**The exercise**: Show all lines of the listing that hold the word "index".

**The data**:
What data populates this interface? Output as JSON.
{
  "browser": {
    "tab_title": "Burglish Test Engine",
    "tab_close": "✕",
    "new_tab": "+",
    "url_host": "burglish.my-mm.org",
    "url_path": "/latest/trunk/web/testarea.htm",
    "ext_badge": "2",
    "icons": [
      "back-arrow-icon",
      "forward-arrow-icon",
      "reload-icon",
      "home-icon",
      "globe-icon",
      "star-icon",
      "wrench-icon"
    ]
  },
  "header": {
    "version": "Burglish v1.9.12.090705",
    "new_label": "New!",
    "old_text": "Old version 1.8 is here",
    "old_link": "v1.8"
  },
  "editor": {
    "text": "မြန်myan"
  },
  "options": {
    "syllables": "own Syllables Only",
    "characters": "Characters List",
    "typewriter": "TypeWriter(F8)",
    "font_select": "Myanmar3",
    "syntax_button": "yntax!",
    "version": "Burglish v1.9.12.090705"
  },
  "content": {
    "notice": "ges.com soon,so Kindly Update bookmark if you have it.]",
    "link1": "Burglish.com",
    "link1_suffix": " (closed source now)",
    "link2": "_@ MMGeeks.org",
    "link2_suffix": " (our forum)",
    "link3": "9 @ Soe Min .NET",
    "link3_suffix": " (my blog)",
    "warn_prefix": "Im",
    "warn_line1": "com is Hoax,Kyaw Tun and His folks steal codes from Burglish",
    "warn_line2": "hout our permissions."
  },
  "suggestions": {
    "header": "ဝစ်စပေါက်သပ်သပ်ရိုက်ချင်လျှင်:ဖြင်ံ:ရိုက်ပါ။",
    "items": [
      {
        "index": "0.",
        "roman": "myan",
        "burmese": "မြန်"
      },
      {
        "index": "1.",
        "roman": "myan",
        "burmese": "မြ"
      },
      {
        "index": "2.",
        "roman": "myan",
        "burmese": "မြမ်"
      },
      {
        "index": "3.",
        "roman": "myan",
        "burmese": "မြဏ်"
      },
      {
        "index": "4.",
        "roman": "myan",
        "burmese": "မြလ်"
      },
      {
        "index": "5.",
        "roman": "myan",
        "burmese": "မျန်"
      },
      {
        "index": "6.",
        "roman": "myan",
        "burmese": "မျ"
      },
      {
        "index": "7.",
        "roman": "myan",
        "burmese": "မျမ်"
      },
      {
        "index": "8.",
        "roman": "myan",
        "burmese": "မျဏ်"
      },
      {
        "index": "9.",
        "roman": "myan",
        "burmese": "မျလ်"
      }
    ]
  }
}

**Solution**:
        "index": "0.",
        "index": "1.",
        "index": "2.",
        "index": "3.",
        "index": "4.",
        "index": "5.",
        "index": "6.",
        "index": "7.",
        "index": "8.",
        "index": "9.",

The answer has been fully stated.